## Written problem
Every line that holds the string "ZOTAC" is to be identified and copied.

## Rows from a dataset
------------------------------------------------------------
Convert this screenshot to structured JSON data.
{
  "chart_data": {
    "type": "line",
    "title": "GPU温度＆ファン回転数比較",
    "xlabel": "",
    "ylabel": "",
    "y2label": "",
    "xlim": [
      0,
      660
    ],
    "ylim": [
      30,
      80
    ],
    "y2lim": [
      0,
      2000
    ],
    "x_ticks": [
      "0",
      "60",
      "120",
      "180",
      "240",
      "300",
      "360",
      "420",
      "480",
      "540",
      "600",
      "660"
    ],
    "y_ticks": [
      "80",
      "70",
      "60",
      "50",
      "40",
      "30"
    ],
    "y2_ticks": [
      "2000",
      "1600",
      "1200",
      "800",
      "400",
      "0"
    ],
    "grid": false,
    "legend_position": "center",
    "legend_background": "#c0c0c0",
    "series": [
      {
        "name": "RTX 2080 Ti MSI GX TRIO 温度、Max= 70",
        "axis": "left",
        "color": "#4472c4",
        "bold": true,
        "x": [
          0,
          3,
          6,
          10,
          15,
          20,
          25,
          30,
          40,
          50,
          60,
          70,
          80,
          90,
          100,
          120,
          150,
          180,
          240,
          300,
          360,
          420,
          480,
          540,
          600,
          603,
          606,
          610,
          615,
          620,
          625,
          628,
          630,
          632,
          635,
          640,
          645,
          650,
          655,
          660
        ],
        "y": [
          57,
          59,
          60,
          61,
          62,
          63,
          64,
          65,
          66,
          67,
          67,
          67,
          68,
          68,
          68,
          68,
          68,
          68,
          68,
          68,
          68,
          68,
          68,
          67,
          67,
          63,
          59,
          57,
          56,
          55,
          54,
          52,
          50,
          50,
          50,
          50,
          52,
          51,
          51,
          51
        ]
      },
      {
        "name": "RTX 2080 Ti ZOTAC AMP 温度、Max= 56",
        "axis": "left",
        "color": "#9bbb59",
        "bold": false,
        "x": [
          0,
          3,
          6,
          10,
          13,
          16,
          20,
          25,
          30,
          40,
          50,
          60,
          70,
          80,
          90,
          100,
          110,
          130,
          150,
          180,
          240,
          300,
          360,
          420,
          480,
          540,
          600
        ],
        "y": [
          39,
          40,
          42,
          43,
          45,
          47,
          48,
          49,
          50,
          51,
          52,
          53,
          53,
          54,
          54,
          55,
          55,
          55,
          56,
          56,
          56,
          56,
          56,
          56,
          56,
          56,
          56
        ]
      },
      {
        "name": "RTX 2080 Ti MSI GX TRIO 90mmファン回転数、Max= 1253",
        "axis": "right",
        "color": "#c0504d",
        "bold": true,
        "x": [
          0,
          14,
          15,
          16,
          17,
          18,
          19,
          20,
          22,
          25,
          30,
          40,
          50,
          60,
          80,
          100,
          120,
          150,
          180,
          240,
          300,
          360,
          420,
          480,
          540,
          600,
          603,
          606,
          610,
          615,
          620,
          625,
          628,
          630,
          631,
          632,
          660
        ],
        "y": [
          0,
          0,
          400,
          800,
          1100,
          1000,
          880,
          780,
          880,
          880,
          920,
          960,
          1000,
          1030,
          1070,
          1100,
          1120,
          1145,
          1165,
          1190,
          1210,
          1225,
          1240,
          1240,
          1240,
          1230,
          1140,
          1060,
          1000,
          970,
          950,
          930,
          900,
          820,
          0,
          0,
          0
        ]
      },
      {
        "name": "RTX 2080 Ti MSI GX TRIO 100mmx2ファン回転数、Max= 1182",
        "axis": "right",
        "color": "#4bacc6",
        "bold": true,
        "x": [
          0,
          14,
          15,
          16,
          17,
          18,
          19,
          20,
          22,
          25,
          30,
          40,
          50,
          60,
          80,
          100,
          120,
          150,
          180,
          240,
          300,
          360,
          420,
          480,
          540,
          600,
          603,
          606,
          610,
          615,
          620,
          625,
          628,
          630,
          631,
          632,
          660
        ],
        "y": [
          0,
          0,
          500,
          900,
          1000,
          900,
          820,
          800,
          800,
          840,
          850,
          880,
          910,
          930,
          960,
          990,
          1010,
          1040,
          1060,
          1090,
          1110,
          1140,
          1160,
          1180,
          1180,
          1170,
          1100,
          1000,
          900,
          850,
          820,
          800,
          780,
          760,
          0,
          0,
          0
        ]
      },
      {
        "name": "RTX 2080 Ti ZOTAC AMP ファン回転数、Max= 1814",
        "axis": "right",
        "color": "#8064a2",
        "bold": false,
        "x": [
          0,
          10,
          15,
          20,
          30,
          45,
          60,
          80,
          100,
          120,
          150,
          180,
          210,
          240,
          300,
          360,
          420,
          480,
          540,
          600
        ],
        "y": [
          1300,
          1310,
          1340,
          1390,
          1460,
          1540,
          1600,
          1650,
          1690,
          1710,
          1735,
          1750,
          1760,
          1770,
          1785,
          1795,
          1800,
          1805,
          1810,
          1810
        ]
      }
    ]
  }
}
------------------------------------------------------------
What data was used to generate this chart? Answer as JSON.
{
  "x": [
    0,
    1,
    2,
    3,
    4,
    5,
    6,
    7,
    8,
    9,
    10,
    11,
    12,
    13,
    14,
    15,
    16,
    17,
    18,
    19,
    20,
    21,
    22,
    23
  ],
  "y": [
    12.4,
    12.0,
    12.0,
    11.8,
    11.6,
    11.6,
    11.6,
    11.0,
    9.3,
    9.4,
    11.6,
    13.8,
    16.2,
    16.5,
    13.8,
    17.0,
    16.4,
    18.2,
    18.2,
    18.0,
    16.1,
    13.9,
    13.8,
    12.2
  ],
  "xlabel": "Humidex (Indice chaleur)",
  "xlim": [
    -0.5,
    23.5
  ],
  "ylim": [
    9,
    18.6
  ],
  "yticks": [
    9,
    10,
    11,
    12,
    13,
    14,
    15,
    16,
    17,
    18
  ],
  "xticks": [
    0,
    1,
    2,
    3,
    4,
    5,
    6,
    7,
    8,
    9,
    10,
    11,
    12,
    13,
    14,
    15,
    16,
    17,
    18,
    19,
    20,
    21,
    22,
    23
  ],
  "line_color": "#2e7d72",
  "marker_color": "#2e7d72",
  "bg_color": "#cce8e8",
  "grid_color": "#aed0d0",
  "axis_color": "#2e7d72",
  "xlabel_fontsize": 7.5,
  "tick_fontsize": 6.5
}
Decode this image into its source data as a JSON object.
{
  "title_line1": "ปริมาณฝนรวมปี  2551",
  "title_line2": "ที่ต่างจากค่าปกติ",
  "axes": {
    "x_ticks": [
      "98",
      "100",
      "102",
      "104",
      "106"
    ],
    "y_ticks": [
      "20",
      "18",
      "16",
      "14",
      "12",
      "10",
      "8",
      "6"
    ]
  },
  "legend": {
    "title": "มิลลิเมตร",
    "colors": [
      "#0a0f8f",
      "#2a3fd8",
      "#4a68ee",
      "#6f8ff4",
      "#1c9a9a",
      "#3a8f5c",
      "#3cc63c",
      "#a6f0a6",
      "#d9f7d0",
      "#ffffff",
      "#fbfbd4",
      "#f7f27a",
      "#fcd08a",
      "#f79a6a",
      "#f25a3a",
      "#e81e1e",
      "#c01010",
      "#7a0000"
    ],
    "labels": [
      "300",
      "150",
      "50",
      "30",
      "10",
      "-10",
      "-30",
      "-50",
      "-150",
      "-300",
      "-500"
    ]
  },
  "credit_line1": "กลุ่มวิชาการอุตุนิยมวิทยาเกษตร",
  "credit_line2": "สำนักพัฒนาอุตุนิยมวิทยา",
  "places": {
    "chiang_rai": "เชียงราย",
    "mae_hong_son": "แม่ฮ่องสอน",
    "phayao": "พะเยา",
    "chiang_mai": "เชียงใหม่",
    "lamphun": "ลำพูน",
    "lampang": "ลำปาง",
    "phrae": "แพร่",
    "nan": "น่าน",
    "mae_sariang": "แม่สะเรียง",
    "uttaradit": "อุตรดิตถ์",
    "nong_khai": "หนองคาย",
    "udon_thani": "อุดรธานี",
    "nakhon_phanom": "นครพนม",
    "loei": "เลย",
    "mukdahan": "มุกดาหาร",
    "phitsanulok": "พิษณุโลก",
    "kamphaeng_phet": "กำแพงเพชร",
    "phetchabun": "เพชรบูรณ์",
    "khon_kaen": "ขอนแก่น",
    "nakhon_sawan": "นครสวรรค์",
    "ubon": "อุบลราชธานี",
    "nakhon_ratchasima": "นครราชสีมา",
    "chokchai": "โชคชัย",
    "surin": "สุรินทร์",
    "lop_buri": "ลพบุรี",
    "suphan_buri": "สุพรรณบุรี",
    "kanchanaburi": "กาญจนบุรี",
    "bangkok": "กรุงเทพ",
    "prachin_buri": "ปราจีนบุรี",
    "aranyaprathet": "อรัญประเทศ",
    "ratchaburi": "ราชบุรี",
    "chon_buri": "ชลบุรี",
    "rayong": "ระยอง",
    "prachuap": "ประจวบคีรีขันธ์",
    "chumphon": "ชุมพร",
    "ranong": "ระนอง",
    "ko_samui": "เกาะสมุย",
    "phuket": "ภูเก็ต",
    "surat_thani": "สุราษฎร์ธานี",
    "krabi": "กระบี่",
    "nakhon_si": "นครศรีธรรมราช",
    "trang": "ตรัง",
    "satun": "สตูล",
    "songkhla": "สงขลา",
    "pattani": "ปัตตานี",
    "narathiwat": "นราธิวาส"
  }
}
------------------------------------------------------------
## Solved exercise
        "name": "RTX 2080 Ti ZOTAC AMP 温度、Max= 56",
        "name": "RTX 2080 Ti ZOTAC AMP ファン回転数、Max= 1814",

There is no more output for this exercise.